Records from a collection
● ● ● ● ●

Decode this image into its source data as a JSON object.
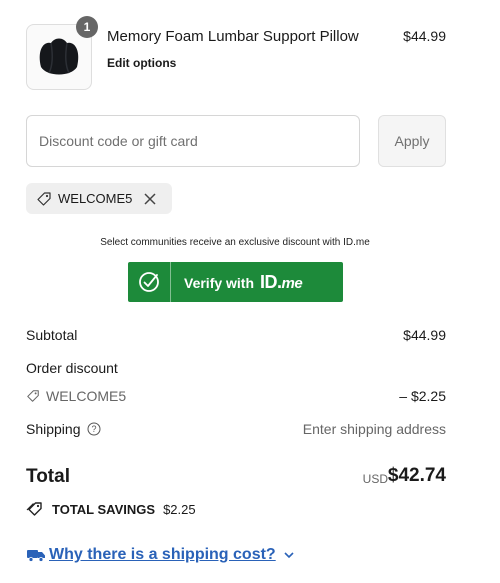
{
  "cart_item": {
    "name": "Memory Foam Lumbar Support Pillow",
    "edit_label": "Edit options",
    "price": "$44.99",
    "quantity": "1"
  },
  "discount": {
    "placeholder": "Discount code or gift card",
    "apply_label": "Apply",
    "applied_code": "WELCOME5"
  },
  "idme": {
    "notice": "Select communities receive an exclusive discount with ID.me",
    "verify_label": "Verify with",
    "logo_id": "ID.",
    "logo_me": "me"
  },
  "summary": {
    "subtotal_label": "Subtotal",
    "subtotal_value": "$44.99",
    "order_discount_label": "Order discount",
    "discount_code": "WELCOME5",
    "discount_value": "– $2.25",
    "shipping_label": "Shipping",
    "shipping_value": "Enter shipping address",
    "total_label": "Total",
    "total_currency": "USD",
    "total_value": "$42.74",
    "savings_label": "TOTAL SAVINGS",
    "savings_value": "$2.25"
  },
  "shipping_link": {
    "label": "Why there is a shipping cost?"
  },
  "colors": {
    "accent_green": "#1d8a3a",
    "link_blue": "#2a62b8"
  }
}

● ● ● ● ●

Requirement » Restate each entry word for word, please, but drop any images it holds.

Solution to this exercise »
Decode this image into its source data as a JSON object.
{
  "cart_item": {
    "name": "Memory Foam Lumbar Support Pillow",
    "edit_label": "Edit options",
    "price": "$44.99",
    "quantity": "1"
  },
  "discount": {
    "placeholder": "Discount code or gift card",
    "apply_label": "Apply",
    "applied_code": "WELCOME5"
  },
  "idme": {
    "notice": "Select communities receive an exclusive discount with ID.me",
    "verify_label": "Verify with",
    "logo_id": "ID.",
    "logo_me": "me"
  },
  "summary": {
    "subtotal_label": "Subtotal",
    "subtotal_value": "$44.99",
    "order_discount_label": "Order discount",
    "discount_code": "WELCOME5",
    "discount_value": "– $2.25",
    "shipping_label": "Shipping",
    "shipping_value": "Enter shipping address",
    "total_label": "Total",
    "total_currency": "USD",
    "total_value": "$42.74",
    "savings_label": "TOTAL SAVINGS",
    "savings_value": "$2.25"
  },
  "shipping_link": {
    "label": "Why there is a shipping cost?"
  },
  "colors": {
    "accent_green": "#1d8a3a",
    "link_blue": "#2a62b8"
  }
}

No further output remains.